[BEGIN EXCERPTED RECORDS]

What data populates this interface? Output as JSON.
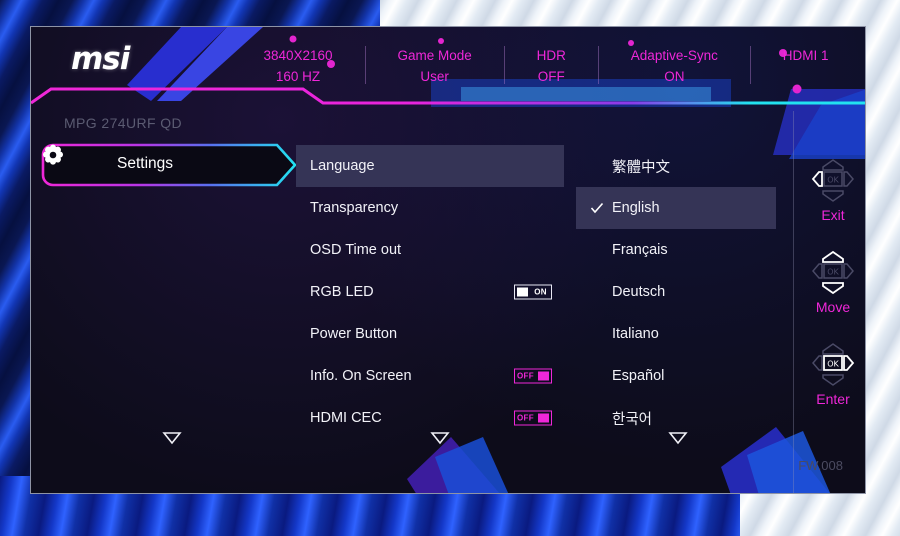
{
  "header": {
    "logo": "msi",
    "status_items": [
      {
        "name": "resolution",
        "line1": "3840X2160",
        "line2": "160 HZ"
      },
      {
        "name": "game-mode",
        "line1": "Game Mode",
        "line2": "User"
      },
      {
        "name": "hdr",
        "line1": "HDR",
        "line2": "OFF"
      },
      {
        "name": "adaptive-sync",
        "line1": "Adaptive-Sync",
        "line2": "ON"
      },
      {
        "name": "input-source",
        "line1": "HDMI 1",
        "line2": ""
      }
    ]
  },
  "model_name": "MPG 274URF QD",
  "tab": {
    "label": "Settings",
    "icon": "gear-icon"
  },
  "menu": {
    "items": [
      {
        "label": "Language",
        "selected": true,
        "toggle": null
      },
      {
        "label": "Transparency",
        "selected": false,
        "toggle": null
      },
      {
        "label": "OSD Time out",
        "selected": false,
        "toggle": null
      },
      {
        "label": "RGB LED",
        "selected": false,
        "toggle": "ON"
      },
      {
        "label": "Power Button",
        "selected": false,
        "toggle": null
      },
      {
        "label": "Info. On Screen",
        "selected": false,
        "toggle": "OFF"
      },
      {
        "label": "HDMI CEC",
        "selected": false,
        "toggle": "OFF"
      }
    ]
  },
  "languages": {
    "items": [
      {
        "label": "繁體中文",
        "selected": false
      },
      {
        "label": "English",
        "selected": true
      },
      {
        "label": "Français",
        "selected": false
      },
      {
        "label": "Deutsch",
        "selected": false
      },
      {
        "label": "Italiano",
        "selected": false
      },
      {
        "label": "Español",
        "selected": false
      },
      {
        "label": "한국어",
        "selected": false
      }
    ]
  },
  "nav_rail": {
    "items": [
      {
        "label": "Exit",
        "icon": "joystick-left-icon"
      },
      {
        "label": "Move",
        "icon": "joystick-updown-icon"
      },
      {
        "label": "Enter",
        "icon": "joystick-right-ok-icon"
      }
    ],
    "ok_text": "OK"
  },
  "footer": {
    "firmware": "FW.008",
    "scroll_arrows": 3
  },
  "colors": {
    "magenta": "#ef27d8",
    "cyan": "#22e2f0",
    "highlight": "#353456",
    "panel_bg": "#0d0c1a",
    "text": "#f2f2f8",
    "muted": "#5b5b72"
  }
}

[END EXCERPTED RECORDS]

**EXERCISE AIM**: Collect from the data above every line that includes "joystick".

**THE REPLY**:
        "icon": "joystick-left-icon"
        "icon": "joystick-updown-icon"
        "icon": "joystick-right-ok-icon"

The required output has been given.